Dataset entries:
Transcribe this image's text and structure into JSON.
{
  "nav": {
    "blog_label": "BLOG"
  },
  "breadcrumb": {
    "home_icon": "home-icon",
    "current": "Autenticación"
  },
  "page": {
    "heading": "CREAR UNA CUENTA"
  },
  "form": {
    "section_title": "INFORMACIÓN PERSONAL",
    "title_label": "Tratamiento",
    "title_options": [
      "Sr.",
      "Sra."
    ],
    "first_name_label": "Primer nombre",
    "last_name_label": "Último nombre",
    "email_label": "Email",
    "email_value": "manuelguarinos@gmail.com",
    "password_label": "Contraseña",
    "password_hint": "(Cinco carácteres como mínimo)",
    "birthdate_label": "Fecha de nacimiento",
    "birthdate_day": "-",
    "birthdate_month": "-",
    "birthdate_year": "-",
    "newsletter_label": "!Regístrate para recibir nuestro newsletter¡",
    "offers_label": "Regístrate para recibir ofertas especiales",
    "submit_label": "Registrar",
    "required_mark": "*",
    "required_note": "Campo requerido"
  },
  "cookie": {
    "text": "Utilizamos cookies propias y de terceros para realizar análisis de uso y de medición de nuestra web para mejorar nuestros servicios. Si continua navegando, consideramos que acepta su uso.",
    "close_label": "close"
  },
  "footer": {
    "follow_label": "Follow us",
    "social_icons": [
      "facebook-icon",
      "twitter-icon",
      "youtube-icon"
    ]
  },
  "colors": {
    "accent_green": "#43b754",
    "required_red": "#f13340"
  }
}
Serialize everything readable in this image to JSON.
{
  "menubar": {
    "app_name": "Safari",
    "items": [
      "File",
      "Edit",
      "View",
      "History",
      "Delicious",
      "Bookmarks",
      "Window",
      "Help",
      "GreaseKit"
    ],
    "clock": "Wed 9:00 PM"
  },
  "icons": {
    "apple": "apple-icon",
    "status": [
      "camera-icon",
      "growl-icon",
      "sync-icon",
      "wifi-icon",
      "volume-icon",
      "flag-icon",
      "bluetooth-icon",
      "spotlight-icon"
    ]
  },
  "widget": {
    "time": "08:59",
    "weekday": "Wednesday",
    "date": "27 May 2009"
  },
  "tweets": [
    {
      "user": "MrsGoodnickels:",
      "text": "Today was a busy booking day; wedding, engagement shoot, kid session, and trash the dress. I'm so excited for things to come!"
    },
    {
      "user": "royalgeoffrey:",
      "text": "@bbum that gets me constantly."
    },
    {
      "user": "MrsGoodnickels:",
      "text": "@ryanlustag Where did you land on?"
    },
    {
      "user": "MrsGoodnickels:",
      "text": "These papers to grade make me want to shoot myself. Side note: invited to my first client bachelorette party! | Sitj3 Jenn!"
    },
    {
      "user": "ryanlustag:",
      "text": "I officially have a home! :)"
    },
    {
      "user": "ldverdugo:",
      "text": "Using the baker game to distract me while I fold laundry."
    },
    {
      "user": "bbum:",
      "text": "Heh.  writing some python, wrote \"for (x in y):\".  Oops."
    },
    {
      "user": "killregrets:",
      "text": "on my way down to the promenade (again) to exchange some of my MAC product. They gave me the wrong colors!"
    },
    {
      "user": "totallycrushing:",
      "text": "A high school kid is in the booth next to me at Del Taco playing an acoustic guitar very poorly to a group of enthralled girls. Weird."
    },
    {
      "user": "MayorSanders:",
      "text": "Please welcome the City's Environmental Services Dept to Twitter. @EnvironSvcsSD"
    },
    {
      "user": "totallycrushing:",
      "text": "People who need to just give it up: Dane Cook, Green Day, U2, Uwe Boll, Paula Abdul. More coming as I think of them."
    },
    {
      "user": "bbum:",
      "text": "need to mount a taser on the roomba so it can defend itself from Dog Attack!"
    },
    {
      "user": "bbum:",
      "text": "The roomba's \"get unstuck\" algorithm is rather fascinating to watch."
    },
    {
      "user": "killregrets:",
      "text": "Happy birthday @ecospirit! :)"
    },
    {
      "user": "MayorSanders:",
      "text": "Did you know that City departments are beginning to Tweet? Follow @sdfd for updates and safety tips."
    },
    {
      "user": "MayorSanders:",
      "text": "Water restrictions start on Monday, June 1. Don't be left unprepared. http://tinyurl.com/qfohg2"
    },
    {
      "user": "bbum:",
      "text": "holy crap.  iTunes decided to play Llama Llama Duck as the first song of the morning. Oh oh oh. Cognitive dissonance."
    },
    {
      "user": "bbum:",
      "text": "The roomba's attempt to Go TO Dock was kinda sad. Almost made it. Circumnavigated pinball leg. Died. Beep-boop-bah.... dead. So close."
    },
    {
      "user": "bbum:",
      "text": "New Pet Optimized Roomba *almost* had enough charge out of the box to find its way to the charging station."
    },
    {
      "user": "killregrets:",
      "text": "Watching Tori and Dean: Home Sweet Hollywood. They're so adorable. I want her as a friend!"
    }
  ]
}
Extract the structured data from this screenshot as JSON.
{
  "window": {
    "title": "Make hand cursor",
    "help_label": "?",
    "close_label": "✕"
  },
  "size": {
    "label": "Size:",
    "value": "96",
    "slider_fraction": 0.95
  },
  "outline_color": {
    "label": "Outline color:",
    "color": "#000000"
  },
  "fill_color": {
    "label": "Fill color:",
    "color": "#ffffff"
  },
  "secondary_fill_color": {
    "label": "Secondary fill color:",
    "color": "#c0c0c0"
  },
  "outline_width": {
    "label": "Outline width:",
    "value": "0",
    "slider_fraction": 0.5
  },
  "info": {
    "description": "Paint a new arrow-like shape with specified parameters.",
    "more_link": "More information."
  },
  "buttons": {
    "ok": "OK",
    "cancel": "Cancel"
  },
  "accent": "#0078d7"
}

# Given exercise
Transcribe each entry precisely, missing none.

# Full output
Transcribe this image's text and structure into JSON.
{
  "nav": {
    "blog_label": "BLOG"
  },
  "breadcrumb": {
    "home_icon": "home-icon",
    "current": "Autenticación"
  },
  "page": {
    "heading": "CREAR UNA CUENTA"
  },
  "form": {
    "section_title": "INFORMACIÓN PERSONAL",
    "title_label": "Tratamiento",
    "title_options": [
      "Sr.",
      "Sra."
    ],
    "first_name_label": "Primer nombre",
    "last_name_label": "Último nombre",
    "email_label": "Email",
    "email_value": "manuelguarinos@gmail.com",
    "password_label": "Contraseña",
    "password_hint": "(Cinco carácteres como mínimo)",
    "birthdate_label": "Fecha de nacimiento",
    "birthdate_day": "-",
    "birthdate_month": "-",
    "birthdate_year": "-",
    "newsletter_label": "!Regístrate para recibir nuestro newsletter¡",
    "offers_label": "Regístrate para recibir ofertas especiales",
    "submit_label": "Registrar",
    "required_mark": "*",
    "required_note": "Campo requerido"
  },
  "cookie": {
    "text": "Utilizamos cookies propias y de terceros para realizar análisis de uso y de medición de nuestra web para mejorar nuestros servicios. Si continua navegando, consideramos que acepta su uso.",
    "close_label": "close"
  },
  "footer": {
    "follow_label": "Follow us",
    "social_icons": [
      "facebook-icon",
      "twitter-icon",
      "youtube-icon"
    ]
  },
  "colors": {
    "accent_green": "#43b754",
    "required_red": "#f13340"
  }
}
Serialize everything readable in this image to JSON.
{
  "menubar": {
    "app_name": "Safari",
    "items": [
      "File",
      "Edit",
      "View",
      "History",
      "Delicious",
      "Bookmarks",
      "Window",
      "Help",
      "GreaseKit"
    ],
    "clock": "Wed 9:00 PM"
  },
  "icons": {
    "apple": "apple-icon",
    "status": [
      "camera-icon",
      "growl-icon",
      "sync-icon",
      "wifi-icon",
      "volume-icon",
      "flag-icon",
      "bluetooth-icon",
      "spotlight-icon"
    ]
  },
  "widget": {
    "time": "08:59",
    "weekday": "Wednesday",
    "date": "27 May 2009"
  },
  "tweets": [
    {
      "user": "MrsGoodnickels:",
      "text": "Today was a busy booking day; wedding, engagement shoot, kid session, and trash the dress. I'm so excited for things to come!"
    },
    {
      "user": "royalgeoffrey:",
      "text": "@bbum that gets me constantly."
    },
    {
      "user": "MrsGoodnickels:",
      "text": "@ryanlustag Where did you land on?"
    },
    {
      "user": "MrsGoodnickels:",
      "text": "These papers to grade make me want to shoot myself. Side note: invited to my first client bachelorette party! | Sitj3 Jenn!"
    },
    {
      "user": "ryanlustag:",
      "text": "I officially have a home! :)"
    },
    {
      "user": "ldverdugo:",
      "text": "Using the baker game to distract me while I fold laundry."
    },
    {
      "user": "bbum:",
      "text": "Heh.  writing some python, wrote \"for (x in y):\".  Oops."
    },
    {
      "user": "killregrets:",
      "text": "on my way down to the promenade (again) to exchange some of my MAC product. They gave me the wrong colors!"
    },
    {
      "user": "totallycrushing:",
      "text": "A high school kid is in the booth next to me at Del Taco playing an acoustic guitar very poorly to a group of enthralled girls. Weird."
    },
    {
      "user": "MayorSanders:",
      "text": "Please welcome the City's Environmental Services Dept to Twitter. @EnvironSvcsSD"
    },
    {
      "user": "totallycrushing:",
      "text": "People who need to just give it up: Dane Cook, Green Day, U2, Uwe Boll, Paula Abdul. More coming as I think of them."
    },
    {
      "user": "bbum:",
      "text": "need to mount a taser on the roomba so it can defend itself from Dog Attack!"
    },
    {
      "user": "bbum:",
      "text": "The roomba's \"get unstuck\" algorithm is rather fascinating to watch."
    },
    {
      "user": "killregrets:",
      "text": "Happy birthday @ecospirit! :)"
    },
    {
      "user": "MayorSanders:",
      "text": "Did you know that City departments are beginning to Tweet? Follow @sdfd for updates and safety tips."
    },
    {
      "user": "MayorSanders:",
      "text": "Water restrictions start on Monday, June 1. Don't be left unprepared. http://tinyurl.com/qfohg2"
    },
    {
      "user": "bbum:",
      "text": "holy crap.  iTunes decided to play Llama Llama Duck as the first song of the morning. Oh oh oh. Cognitive dissonance."
    },
    {
      "user": "bbum:",
      "text": "The roomba's attempt to Go TO Dock was kinda sad. Almost made it. Circumnavigated pinball leg. Died. Beep-boop-bah.... dead. So close."
    },
    {
      "user": "bbum:",
      "text": "New Pet Optimized Roomba *almost* had enough charge out of the box to find its way to the charging station."
    },
    {
      "user": "killregrets:",
      "text": "Watching Tori and Dean: Home Sweet Hollywood. They're so adorable. I want her as a friend!"
    }
  ]
}
Extract the structured data from this screenshot as JSON.
{
  "window": {
    "title": "Make hand cursor",
    "help_label": "?",
    "close_label": "✕"
  },
  "size": {
    "label": "Size:",
    "value": "96",
    "slider_fraction": 0.95
  },
  "outline_color": {
    "label": "Outline color:",
    "color": "#000000"
  },
  "fill_color": {
    "label": "Fill color:",
    "color": "#ffffff"
  },
  "secondary_fill_color": {
    "label": "Secondary fill color:",
    "color": "#c0c0c0"
  },
  "outline_width": {
    "label": "Outline width:",
    "value": "0",
    "slider_fraction": 0.5
  },
  "info": {
    "description": "Paint a new arrow-like shape with specified parameters.",
    "more_link": "More information."
  },
  "buttons": {
    "ok": "OK",
    "cancel": "Cancel"
  },
  "accent": "#0078d7"
}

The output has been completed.